▶ [Objective]
All lines below must be repeated exactly, with the pictures omitted.

▶ [Material provided]
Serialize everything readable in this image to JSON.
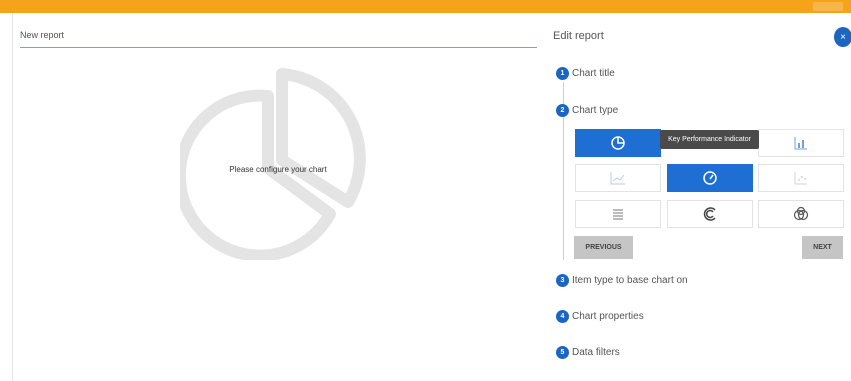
{
  "left": {
    "report_name": "New report",
    "placeholder_text": "Please configure your chart"
  },
  "panel": {
    "title": "Edit report",
    "close_label": "×",
    "steps": [
      {
        "num": "1",
        "label": "Chart title"
      },
      {
        "num": "2",
        "label": "Chart type"
      },
      {
        "num": "3",
        "label": "Item type to base chart on"
      },
      {
        "num": "4",
        "label": "Chart properties"
      },
      {
        "num": "5",
        "label": "Data filters"
      }
    ],
    "tooltip": "Key Performance Indicator",
    "previous_label": "PREVIOUS",
    "next_label": "NEXT"
  },
  "colors": {
    "accent": "#1f6ed4",
    "topbar": "#f5a31a",
    "step": "#1a66c2"
  }
}
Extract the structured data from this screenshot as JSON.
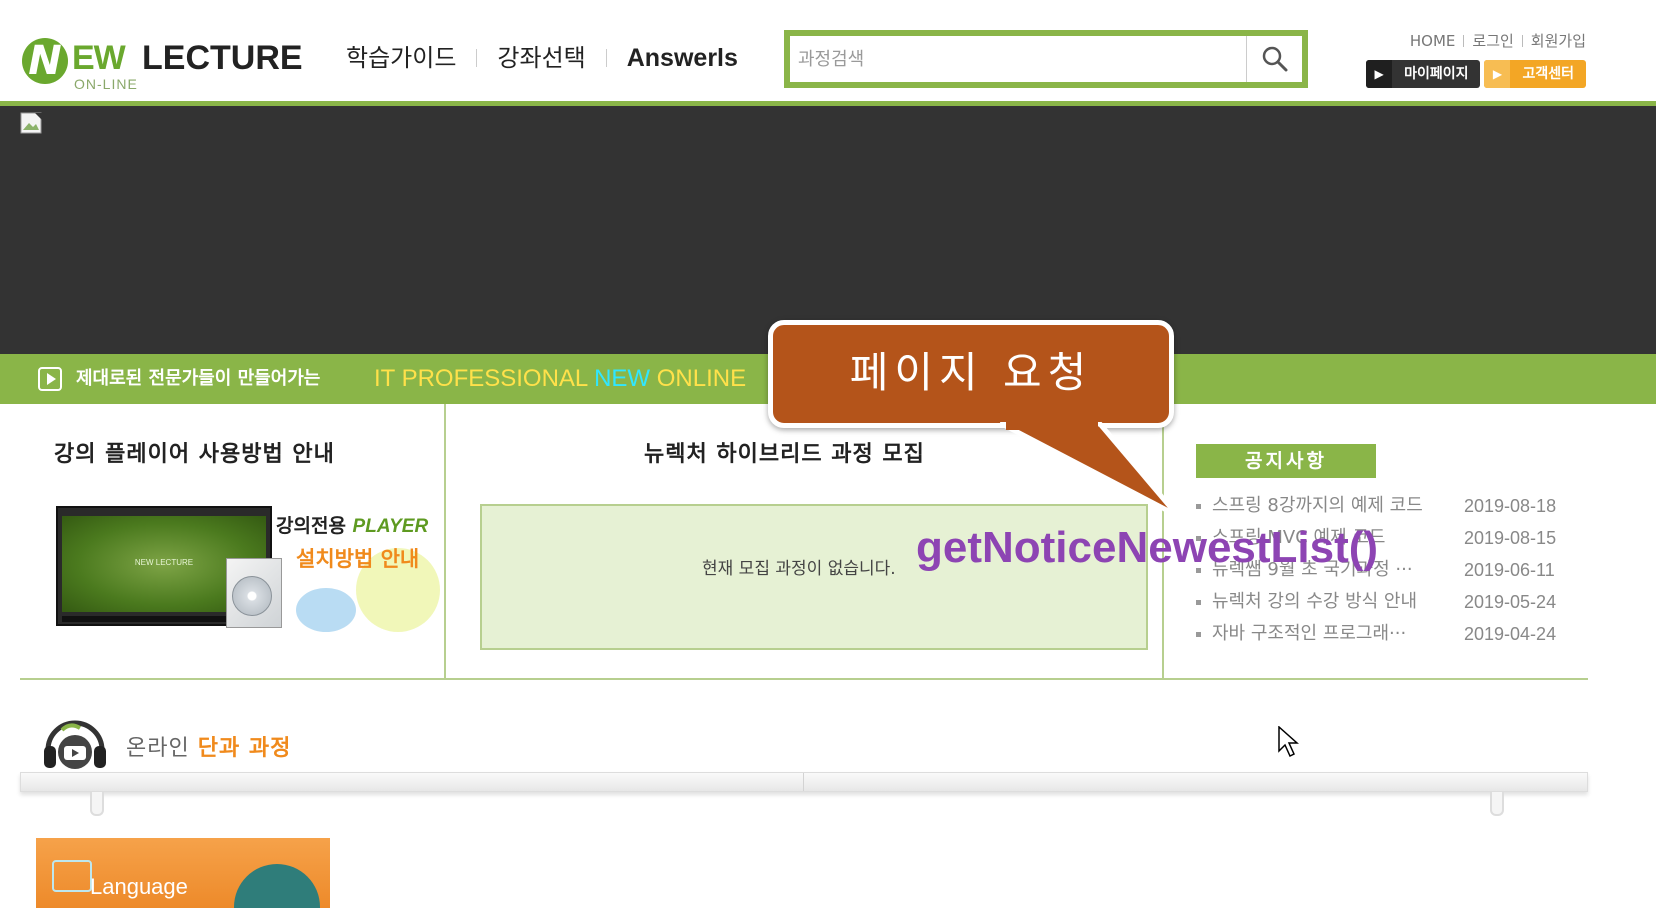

▶ [Complete answer]
Serialize everything readable in this image to JSON.
{
  "left": {
    "report_name": "New report",
    "placeholder_text": "Please configure your chart"
  },
  "panel": {
    "title": "Edit report",
    "close_label": "×",
    "steps": [
      {
        "num": "1",
        "label": "Chart title"
      },
      {
        "num": "2",
        "label": "Chart type"
      },
      {
        "num": "3",
        "label": "Item type to base chart on"
      },
      {
        "num": "4",
        "label": "Chart properties"
      },
      {
        "num": "5",
        "label": "Data filters"
      }
    ],
    "tooltip": "Key Performance Indicator",
    "previous_label": "PREVIOUS",
    "next_label": "NEXT"
  },
  "colors": {
    "accent": "#1f6ed4",
    "topbar": "#f5a31a",
    "step": "#1a66c2"
  }
}
Extract the structured data from this screenshot as JSON.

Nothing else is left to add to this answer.